Entries from a dataset:

- - - - - - -

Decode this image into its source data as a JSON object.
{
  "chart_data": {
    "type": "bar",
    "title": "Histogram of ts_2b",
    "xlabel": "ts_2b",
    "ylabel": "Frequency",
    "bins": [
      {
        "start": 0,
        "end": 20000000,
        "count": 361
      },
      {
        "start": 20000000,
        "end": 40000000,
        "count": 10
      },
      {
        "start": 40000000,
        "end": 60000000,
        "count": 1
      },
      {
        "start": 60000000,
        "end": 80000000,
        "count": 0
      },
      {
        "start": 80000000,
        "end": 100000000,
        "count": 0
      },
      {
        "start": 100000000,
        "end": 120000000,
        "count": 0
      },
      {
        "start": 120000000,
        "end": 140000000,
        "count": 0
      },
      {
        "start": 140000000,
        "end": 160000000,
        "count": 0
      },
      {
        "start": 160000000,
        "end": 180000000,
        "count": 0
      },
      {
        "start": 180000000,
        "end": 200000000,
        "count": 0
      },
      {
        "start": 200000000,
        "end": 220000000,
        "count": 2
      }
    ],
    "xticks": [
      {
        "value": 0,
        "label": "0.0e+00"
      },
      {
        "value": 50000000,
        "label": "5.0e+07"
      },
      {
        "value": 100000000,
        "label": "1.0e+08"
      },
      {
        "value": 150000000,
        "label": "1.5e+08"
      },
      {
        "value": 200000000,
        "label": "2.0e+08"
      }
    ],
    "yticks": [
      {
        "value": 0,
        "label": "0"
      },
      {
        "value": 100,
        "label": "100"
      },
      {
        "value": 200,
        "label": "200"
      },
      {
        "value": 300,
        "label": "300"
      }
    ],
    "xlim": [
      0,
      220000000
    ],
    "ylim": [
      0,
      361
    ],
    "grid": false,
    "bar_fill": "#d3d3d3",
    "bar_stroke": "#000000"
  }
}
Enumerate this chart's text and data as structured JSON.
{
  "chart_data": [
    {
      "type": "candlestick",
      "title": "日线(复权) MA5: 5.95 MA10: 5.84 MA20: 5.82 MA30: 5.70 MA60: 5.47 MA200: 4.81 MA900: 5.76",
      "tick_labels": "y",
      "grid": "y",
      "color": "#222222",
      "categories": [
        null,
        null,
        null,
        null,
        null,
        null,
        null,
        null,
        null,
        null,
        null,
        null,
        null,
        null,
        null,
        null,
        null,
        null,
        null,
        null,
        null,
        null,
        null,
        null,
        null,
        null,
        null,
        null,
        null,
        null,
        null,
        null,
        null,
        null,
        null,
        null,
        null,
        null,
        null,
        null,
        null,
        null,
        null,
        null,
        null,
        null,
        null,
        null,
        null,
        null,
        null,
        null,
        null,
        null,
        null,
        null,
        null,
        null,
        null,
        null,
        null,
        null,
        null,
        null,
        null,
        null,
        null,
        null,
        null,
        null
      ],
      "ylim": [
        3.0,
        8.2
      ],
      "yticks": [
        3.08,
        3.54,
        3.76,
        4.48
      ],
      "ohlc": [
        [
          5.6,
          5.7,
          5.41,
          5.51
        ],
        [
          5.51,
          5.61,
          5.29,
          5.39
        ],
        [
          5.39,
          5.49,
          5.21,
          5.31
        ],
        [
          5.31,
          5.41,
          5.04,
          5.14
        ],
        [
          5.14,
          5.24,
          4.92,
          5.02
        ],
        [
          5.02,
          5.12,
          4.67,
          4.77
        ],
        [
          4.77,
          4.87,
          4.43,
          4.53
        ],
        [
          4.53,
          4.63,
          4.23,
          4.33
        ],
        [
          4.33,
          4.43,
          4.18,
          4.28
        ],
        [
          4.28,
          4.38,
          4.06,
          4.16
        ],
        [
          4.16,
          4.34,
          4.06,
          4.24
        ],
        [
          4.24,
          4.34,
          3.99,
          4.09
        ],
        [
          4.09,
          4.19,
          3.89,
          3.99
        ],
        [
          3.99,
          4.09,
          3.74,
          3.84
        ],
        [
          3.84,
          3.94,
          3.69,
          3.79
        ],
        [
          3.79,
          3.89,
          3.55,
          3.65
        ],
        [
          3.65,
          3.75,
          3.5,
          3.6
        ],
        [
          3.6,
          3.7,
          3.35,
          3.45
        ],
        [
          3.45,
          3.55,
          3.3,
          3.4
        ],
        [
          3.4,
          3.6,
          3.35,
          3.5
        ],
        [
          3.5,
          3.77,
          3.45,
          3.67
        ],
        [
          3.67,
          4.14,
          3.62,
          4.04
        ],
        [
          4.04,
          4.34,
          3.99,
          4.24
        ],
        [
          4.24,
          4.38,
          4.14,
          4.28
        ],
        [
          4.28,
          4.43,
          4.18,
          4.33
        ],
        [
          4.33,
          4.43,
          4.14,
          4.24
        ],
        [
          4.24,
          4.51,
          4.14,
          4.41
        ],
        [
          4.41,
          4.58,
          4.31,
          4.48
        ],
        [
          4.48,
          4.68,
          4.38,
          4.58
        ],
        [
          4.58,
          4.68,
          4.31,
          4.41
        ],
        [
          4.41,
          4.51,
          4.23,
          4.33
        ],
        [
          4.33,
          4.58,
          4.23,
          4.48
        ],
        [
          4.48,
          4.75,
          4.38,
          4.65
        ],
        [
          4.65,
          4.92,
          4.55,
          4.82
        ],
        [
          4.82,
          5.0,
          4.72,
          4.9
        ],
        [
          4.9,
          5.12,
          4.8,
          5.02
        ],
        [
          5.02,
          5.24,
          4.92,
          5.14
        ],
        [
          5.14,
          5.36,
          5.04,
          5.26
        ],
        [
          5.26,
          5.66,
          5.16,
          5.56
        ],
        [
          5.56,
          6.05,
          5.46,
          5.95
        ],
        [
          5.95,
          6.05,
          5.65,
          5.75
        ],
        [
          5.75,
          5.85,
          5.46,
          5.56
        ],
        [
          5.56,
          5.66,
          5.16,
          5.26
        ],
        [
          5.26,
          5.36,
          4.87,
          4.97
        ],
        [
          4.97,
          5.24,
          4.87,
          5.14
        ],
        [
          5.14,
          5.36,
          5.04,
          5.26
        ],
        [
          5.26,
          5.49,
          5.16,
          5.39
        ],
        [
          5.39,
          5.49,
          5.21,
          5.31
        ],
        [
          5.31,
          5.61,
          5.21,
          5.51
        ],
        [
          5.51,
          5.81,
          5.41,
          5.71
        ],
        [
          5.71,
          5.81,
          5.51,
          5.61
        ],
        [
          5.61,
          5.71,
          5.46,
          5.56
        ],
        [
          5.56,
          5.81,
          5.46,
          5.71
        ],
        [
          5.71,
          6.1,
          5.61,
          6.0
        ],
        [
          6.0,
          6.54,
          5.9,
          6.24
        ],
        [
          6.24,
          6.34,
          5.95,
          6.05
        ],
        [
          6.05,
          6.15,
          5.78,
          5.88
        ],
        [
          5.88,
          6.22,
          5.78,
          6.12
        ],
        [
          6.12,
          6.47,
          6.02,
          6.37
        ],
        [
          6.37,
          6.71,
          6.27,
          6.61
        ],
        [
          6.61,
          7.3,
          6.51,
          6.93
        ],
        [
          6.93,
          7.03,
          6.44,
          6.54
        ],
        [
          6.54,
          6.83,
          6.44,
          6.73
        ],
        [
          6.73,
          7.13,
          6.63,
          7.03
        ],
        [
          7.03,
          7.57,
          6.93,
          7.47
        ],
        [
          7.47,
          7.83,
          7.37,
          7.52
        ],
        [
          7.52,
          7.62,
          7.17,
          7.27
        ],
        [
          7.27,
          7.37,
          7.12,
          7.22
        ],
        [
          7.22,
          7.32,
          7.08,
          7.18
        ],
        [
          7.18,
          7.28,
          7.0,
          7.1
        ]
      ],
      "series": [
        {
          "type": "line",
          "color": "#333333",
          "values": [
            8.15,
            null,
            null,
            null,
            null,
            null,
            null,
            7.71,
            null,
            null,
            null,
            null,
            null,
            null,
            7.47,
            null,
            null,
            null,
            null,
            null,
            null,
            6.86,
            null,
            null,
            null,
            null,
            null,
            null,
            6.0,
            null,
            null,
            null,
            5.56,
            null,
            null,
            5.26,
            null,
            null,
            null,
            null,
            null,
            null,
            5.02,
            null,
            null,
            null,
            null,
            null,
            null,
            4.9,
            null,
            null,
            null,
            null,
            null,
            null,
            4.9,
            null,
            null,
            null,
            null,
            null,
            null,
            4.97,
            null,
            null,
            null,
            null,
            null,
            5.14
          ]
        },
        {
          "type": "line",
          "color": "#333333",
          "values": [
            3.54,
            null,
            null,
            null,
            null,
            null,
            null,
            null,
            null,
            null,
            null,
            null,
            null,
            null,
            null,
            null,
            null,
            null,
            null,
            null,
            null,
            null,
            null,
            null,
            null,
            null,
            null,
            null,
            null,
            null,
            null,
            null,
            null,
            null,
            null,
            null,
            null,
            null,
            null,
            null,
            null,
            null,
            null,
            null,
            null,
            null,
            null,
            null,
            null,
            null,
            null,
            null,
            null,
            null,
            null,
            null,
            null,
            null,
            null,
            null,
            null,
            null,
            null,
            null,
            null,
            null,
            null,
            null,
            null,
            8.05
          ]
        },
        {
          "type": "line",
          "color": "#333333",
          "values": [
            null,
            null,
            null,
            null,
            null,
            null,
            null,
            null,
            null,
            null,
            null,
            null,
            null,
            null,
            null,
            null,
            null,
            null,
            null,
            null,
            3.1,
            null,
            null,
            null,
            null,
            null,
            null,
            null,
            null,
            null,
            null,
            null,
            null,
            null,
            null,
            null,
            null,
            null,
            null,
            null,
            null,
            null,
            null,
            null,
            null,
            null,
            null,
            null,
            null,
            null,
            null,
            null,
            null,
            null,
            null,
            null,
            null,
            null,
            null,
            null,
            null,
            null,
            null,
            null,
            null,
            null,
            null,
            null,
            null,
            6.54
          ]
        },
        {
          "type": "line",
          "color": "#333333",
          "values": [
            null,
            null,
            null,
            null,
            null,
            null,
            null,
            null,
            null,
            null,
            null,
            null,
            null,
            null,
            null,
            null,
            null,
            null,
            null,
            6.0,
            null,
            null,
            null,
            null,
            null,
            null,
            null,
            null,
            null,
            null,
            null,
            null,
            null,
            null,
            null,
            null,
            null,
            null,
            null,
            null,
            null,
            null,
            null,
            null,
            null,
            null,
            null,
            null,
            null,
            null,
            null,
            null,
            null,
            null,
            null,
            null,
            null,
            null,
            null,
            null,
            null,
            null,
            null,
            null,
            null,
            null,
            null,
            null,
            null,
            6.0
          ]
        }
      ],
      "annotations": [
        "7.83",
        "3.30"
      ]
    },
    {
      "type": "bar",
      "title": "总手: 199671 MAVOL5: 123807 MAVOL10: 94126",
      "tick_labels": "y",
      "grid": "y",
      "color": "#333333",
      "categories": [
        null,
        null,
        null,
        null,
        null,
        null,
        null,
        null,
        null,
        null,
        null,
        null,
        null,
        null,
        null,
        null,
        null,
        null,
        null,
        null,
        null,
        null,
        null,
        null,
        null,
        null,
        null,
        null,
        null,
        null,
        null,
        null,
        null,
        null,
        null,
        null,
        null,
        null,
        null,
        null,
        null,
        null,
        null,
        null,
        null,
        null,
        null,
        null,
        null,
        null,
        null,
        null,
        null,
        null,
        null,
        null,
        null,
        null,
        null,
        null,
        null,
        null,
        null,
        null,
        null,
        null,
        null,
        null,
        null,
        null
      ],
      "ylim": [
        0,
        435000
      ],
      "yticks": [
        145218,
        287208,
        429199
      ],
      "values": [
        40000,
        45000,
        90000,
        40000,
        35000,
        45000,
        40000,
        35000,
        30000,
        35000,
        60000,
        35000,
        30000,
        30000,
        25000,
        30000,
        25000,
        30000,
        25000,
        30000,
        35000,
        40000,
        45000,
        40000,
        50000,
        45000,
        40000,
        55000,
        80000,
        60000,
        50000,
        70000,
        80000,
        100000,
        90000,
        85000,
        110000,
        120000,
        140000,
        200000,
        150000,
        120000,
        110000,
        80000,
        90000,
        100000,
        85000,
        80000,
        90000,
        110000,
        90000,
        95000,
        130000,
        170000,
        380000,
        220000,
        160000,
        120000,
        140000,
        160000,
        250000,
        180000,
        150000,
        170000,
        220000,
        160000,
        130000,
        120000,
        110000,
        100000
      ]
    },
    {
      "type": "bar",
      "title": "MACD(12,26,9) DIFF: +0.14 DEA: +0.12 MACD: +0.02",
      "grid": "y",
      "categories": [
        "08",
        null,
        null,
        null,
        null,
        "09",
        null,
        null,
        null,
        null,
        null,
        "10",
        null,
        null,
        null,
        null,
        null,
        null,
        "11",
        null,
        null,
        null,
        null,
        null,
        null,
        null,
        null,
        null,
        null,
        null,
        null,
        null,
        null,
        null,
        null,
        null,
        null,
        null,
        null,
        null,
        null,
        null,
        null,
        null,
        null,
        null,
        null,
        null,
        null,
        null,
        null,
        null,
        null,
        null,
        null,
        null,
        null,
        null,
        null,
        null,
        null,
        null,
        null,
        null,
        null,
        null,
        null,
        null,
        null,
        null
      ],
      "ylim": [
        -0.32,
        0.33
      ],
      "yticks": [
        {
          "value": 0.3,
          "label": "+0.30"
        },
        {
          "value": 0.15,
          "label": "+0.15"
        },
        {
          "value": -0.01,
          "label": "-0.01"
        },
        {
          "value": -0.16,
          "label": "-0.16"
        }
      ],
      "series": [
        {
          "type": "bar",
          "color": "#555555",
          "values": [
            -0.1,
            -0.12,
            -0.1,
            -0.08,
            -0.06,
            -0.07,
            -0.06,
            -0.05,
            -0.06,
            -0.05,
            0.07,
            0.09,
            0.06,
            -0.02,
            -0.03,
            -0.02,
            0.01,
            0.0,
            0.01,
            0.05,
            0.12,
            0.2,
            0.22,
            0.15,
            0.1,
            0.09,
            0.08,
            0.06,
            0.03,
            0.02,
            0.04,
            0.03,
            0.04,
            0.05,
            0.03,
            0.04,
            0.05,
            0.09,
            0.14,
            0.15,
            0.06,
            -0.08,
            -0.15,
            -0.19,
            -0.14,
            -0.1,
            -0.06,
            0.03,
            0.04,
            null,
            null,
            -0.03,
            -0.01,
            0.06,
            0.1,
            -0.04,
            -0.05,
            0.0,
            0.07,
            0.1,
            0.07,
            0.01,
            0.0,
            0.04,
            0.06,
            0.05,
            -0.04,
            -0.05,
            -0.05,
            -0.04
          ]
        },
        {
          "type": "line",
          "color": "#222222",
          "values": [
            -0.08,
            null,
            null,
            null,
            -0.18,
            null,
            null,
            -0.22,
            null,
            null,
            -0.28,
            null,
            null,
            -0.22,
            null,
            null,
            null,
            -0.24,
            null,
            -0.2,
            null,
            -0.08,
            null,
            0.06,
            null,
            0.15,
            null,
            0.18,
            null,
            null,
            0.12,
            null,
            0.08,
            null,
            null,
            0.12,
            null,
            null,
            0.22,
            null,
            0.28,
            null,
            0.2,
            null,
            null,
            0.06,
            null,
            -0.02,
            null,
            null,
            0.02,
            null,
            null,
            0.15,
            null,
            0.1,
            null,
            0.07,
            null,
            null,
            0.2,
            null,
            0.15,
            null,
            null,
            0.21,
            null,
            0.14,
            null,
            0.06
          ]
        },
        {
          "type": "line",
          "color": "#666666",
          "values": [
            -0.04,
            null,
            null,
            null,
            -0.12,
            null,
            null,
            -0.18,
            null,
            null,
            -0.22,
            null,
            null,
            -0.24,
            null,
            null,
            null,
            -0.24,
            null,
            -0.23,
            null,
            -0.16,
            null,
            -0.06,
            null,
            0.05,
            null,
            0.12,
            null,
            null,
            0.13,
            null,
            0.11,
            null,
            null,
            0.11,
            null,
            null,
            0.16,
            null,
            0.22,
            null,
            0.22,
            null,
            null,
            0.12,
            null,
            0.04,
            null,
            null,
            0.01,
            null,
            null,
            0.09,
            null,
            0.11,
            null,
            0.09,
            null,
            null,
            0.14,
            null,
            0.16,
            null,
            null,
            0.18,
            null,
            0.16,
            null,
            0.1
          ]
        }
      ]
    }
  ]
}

- - - - - - -

Objective:
Show all lines in the entries above where the string "title" appears.

Solution to the exercise:
    "title": "Histogram of ts_2b",
      "title": "日线(复权) MA5: 5.95 MA10: 5.84 MA20: 5.82 MA30: 5.70 MA60: 5.47 MA200: 4.81 MA900: 5.76",
      "title": "总手: 199671 MAVOL5: 123807 MAVOL10: 94126",
      "title": "MACD(12,26,9) DIFF: +0.14 DEA: +0.12 MACD: +0.02",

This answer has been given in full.